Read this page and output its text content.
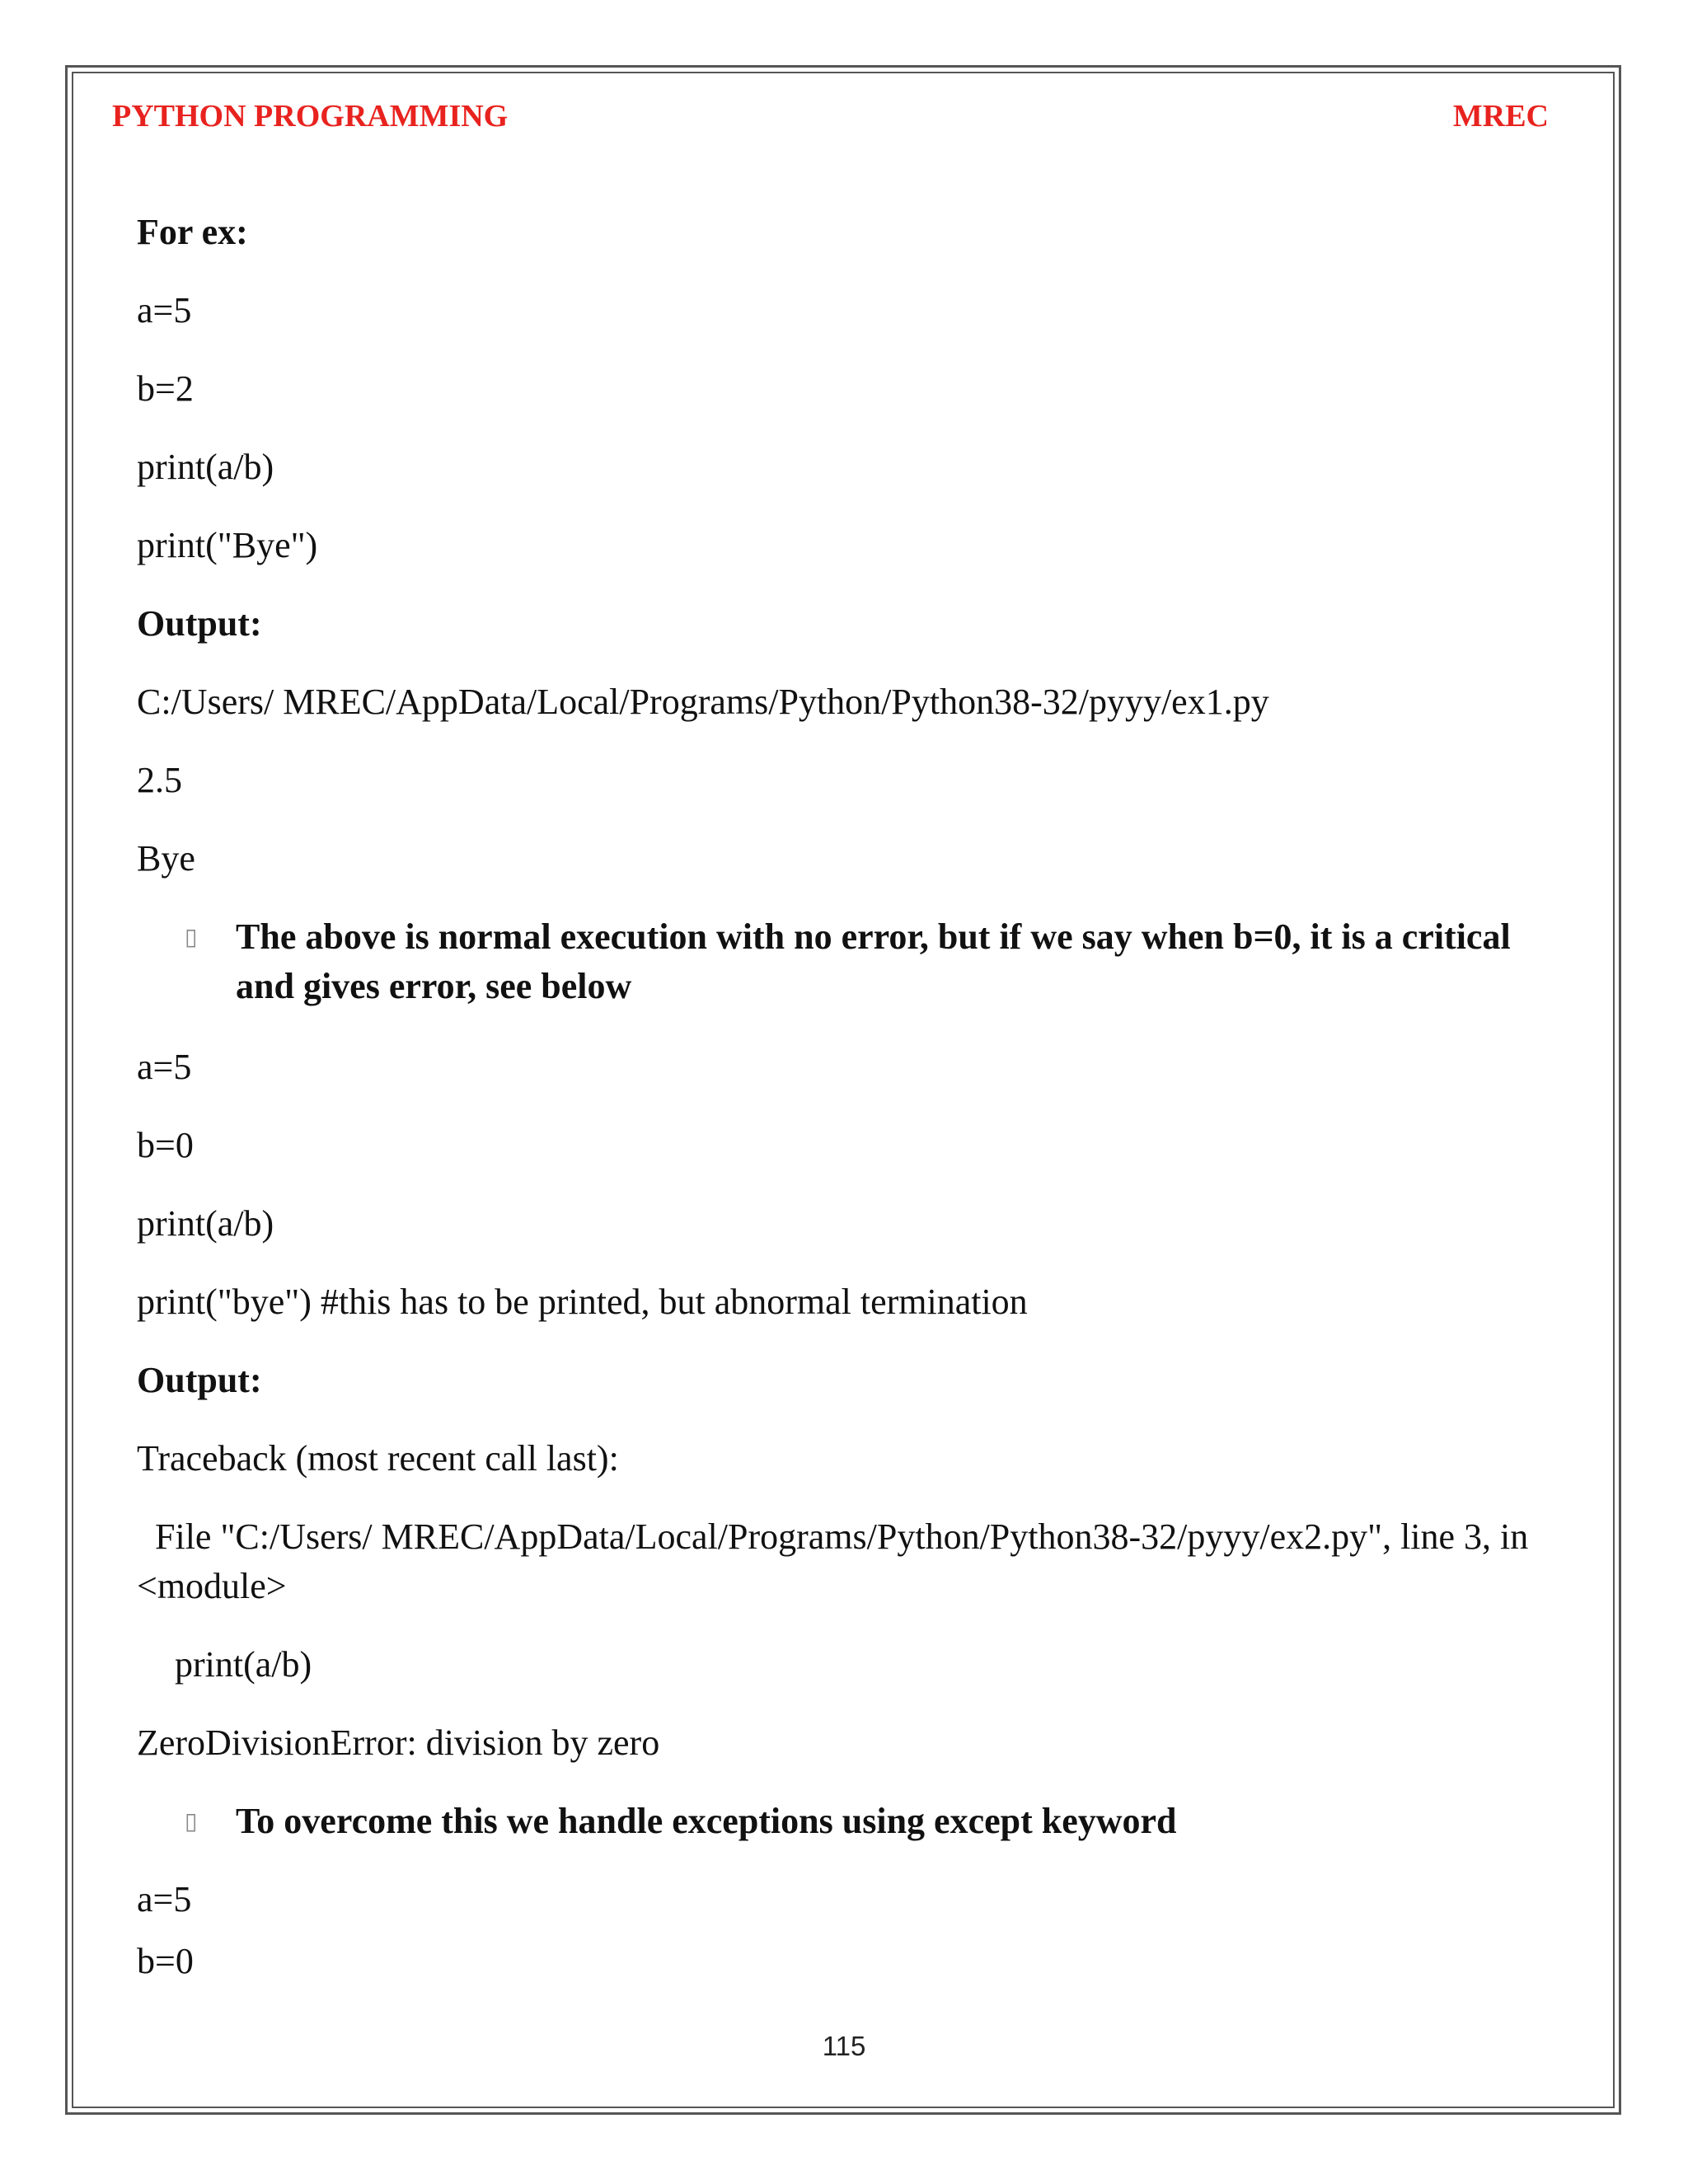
PYTHON PROGRAMMING	MREC
For ex:
a=5
b=2
print(a/b)
print("Bye")
Output:
C:/Users/ MREC/AppData/Local/Programs/Python/Python38-32/pyyy/ex1.py
2.5
Bye
▯ The above is normal execution with no error, but if we say when b=0, it is a critical and gives error, see below
a=5
b=0
print(a/b)
print("bye") #this has to be printed, but abnormal termination
Output:
Traceback (most recent call last):
File "C:/Users/ MREC/AppData/Local/Programs/Python/Python38-32/pyyy/ex2.py", line 3, in <module>
print(a/b)
ZeroDivisionError: division by zero
▯ To overcome this we handle exceptions using except keyword
a=5
b=0
115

━━━━━━━━

TASK DETAILS: Which lines above hold the word "Users"? Copy each of them.

WRITTEN ANSWER:
C:/Users/ MREC/AppData/Local/Programs/Python/Python38-32/pyyy/ex1.py
File "C:/Users/ MREC/AppData/Local/Programs/Python/Python38-32/pyyy/ex2.py", line 3, in <module>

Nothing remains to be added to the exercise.